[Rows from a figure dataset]

════

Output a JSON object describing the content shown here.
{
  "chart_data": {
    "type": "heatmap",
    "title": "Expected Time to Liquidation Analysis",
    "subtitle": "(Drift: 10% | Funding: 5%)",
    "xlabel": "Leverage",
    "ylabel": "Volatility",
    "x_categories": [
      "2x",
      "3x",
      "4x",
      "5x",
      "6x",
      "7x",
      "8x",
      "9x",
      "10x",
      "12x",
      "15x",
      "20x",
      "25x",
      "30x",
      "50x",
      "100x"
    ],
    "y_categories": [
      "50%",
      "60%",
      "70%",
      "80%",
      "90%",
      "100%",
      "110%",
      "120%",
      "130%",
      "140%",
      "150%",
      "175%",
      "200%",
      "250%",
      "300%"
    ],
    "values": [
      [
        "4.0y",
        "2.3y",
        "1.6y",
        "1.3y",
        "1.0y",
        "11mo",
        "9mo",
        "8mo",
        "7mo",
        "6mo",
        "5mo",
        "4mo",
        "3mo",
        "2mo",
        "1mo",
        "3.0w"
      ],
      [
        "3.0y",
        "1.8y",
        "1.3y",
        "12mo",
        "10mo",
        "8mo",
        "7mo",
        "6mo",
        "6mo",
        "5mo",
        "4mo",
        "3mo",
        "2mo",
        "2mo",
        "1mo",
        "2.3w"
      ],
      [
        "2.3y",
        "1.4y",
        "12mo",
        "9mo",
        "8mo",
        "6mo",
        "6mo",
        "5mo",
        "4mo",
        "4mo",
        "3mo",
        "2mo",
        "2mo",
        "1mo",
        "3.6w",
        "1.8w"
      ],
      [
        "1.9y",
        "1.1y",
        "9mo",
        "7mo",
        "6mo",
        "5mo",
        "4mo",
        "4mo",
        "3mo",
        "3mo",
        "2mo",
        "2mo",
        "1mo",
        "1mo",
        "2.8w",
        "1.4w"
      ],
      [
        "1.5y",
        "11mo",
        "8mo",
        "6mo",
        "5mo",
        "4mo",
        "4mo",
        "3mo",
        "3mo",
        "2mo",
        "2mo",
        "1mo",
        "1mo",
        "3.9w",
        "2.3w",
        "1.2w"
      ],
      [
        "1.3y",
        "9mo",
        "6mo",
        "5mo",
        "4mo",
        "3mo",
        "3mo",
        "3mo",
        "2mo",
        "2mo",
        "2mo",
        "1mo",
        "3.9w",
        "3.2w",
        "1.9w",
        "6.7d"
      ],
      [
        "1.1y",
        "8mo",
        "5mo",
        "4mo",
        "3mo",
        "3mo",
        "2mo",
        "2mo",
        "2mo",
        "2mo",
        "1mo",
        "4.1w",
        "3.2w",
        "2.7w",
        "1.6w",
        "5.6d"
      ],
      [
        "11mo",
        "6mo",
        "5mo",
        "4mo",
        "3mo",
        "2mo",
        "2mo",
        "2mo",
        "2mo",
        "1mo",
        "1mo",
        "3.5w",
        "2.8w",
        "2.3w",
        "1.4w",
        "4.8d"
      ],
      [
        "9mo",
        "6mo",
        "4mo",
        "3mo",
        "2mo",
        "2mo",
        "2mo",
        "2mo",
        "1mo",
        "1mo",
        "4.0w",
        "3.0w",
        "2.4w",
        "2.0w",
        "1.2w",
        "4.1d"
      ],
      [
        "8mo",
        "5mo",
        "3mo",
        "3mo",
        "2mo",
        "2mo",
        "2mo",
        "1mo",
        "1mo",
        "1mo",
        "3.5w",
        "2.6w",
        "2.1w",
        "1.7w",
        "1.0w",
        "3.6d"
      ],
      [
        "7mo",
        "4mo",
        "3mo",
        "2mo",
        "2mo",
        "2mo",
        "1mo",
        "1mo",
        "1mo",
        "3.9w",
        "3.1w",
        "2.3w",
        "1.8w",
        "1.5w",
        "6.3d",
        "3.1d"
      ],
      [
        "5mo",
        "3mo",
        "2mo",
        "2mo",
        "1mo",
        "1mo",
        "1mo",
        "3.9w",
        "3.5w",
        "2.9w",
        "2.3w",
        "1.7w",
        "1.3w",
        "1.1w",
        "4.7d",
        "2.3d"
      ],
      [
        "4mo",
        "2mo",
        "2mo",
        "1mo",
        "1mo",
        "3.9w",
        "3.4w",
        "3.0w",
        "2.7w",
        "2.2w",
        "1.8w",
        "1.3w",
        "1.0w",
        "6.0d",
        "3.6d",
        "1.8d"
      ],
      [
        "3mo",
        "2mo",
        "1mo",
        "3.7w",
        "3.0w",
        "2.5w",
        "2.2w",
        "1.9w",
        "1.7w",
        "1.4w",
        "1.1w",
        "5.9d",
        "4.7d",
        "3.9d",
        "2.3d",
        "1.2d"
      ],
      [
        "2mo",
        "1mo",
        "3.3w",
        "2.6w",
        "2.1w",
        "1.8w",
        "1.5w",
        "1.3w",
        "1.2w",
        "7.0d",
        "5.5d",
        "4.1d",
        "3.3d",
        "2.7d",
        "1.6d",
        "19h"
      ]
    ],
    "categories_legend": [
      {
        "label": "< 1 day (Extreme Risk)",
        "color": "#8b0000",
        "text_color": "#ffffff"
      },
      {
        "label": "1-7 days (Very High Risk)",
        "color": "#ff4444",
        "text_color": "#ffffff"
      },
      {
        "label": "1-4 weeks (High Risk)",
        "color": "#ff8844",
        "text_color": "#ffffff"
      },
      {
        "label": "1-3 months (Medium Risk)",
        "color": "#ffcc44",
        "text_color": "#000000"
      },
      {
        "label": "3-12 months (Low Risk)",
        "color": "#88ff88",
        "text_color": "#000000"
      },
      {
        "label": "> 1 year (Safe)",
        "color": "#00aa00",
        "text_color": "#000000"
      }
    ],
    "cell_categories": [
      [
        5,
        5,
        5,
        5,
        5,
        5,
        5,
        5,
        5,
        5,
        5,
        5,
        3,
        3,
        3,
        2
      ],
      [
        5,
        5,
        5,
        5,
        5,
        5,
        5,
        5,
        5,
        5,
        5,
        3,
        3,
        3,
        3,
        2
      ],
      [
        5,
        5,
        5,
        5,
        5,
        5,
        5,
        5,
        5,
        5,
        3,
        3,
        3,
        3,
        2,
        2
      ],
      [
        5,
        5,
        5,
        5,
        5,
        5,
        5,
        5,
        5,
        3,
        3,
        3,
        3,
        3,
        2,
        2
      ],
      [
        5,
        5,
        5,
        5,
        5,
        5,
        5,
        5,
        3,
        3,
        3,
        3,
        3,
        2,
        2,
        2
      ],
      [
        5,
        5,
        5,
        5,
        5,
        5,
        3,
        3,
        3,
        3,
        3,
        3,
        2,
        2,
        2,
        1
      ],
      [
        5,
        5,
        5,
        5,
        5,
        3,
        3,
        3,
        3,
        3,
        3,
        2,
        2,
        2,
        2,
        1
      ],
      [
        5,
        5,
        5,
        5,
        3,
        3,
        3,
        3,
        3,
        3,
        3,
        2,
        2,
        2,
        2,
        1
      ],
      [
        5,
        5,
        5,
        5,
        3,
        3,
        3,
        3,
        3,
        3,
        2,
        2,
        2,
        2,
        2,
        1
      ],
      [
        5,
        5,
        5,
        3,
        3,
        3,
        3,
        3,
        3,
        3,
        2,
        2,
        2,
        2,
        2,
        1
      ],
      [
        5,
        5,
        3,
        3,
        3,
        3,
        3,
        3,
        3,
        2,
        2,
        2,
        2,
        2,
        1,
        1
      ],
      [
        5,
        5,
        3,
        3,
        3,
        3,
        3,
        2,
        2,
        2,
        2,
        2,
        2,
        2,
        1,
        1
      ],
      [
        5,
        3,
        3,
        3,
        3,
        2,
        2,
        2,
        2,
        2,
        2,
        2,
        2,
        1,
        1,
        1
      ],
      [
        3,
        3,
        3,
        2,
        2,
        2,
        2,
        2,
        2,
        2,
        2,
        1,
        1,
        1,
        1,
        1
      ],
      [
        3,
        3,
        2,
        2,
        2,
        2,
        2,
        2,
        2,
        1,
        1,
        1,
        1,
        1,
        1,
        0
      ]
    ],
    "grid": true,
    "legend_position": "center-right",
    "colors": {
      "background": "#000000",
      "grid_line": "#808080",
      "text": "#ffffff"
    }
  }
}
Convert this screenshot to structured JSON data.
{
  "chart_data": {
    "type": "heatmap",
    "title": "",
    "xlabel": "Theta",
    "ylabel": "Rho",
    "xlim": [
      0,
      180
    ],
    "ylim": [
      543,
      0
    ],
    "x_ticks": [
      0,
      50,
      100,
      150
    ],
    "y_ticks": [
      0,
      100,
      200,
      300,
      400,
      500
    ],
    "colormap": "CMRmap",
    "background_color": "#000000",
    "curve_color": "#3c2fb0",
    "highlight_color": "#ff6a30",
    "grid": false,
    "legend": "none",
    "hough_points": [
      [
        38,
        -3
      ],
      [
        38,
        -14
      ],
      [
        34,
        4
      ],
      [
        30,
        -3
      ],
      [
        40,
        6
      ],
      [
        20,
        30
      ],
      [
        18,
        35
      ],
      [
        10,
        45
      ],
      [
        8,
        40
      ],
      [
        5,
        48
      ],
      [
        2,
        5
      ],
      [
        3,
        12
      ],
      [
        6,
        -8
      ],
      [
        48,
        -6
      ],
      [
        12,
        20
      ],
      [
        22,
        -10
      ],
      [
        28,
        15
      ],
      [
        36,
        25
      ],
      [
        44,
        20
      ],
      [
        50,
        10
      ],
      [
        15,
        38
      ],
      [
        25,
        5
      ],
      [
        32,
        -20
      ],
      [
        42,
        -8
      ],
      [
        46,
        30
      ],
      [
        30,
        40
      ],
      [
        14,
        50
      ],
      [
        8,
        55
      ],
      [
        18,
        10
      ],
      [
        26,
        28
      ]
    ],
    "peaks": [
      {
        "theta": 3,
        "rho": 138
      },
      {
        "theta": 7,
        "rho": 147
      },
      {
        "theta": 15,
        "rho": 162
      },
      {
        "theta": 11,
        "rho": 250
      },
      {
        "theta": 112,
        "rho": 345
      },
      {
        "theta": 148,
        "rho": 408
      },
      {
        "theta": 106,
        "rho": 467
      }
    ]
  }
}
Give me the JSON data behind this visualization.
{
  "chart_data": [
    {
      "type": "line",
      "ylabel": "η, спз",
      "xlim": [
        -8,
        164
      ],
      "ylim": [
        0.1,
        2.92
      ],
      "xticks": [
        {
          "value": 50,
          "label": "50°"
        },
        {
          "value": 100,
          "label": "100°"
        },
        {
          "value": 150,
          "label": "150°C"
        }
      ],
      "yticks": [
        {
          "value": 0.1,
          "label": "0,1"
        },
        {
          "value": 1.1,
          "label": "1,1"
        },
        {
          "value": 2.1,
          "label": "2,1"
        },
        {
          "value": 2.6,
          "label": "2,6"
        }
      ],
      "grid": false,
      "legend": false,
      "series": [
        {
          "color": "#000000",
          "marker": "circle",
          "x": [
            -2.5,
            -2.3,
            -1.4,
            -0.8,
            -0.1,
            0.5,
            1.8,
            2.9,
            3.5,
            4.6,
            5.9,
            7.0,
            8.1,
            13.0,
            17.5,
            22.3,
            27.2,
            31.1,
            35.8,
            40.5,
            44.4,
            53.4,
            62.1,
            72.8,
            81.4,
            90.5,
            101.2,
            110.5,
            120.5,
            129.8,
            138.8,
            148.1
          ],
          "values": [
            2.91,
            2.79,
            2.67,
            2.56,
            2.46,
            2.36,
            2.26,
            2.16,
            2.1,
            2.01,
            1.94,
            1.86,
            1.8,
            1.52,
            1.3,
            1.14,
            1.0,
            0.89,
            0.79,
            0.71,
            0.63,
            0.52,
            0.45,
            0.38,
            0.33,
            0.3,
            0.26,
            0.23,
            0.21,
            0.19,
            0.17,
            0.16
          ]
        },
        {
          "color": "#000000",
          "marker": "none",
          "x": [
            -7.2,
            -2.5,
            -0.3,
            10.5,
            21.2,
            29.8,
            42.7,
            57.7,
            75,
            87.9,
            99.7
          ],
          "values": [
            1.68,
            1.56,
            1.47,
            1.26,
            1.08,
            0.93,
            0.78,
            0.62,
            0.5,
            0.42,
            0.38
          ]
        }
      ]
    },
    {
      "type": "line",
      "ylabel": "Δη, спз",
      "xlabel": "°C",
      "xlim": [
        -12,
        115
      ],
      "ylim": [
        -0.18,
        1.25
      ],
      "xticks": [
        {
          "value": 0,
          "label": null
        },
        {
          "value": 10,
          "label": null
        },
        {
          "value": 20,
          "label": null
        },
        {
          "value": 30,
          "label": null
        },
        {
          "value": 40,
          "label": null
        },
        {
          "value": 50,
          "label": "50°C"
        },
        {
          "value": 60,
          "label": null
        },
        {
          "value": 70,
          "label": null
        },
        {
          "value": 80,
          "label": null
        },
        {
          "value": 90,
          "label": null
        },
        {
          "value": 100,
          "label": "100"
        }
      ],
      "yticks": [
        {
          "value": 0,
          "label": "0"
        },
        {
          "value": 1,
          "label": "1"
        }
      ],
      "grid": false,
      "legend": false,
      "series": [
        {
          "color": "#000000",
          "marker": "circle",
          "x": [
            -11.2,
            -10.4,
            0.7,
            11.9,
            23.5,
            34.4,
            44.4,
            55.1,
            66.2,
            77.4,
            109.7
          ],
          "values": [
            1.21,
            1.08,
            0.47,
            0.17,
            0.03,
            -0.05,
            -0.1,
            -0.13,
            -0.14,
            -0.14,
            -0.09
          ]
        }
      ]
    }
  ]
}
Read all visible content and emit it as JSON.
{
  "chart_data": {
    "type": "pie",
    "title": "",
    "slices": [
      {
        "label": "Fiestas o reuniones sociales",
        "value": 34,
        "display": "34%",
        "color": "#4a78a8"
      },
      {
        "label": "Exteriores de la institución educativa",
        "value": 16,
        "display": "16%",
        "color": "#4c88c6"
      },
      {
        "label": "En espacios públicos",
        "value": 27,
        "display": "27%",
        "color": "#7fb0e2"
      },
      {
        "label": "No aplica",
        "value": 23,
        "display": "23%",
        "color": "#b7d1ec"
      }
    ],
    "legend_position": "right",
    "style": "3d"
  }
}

════

Among the lines of the listing, how many hold the string "content"? Respond with only the number.

2